## start RAW RECORDS
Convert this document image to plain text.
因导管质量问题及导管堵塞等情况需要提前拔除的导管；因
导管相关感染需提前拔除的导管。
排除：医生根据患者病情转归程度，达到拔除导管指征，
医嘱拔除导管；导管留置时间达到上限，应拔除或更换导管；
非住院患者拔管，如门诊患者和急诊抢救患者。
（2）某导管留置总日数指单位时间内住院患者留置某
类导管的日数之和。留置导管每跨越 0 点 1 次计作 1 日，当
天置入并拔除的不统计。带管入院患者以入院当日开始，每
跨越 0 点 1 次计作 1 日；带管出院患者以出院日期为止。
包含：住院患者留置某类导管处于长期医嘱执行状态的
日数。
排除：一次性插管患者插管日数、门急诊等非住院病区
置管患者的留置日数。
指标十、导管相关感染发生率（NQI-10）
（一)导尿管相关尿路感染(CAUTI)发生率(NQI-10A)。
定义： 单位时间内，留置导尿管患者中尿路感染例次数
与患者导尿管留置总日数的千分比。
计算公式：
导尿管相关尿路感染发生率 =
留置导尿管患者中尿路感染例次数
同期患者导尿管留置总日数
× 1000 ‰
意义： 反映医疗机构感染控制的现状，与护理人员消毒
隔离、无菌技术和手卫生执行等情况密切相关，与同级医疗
## end RAW RECORDS
→ **SET EXERCISE**
Filter the entries above down to the lines containing the word "留置导尿管患者中尿路感染例次数".

→ **ANSWER TO THIS PROBLEM**
定义： 单位时间内，留置导尿管患者中尿路感染例次数
留置导尿管患者中尿路感染例次数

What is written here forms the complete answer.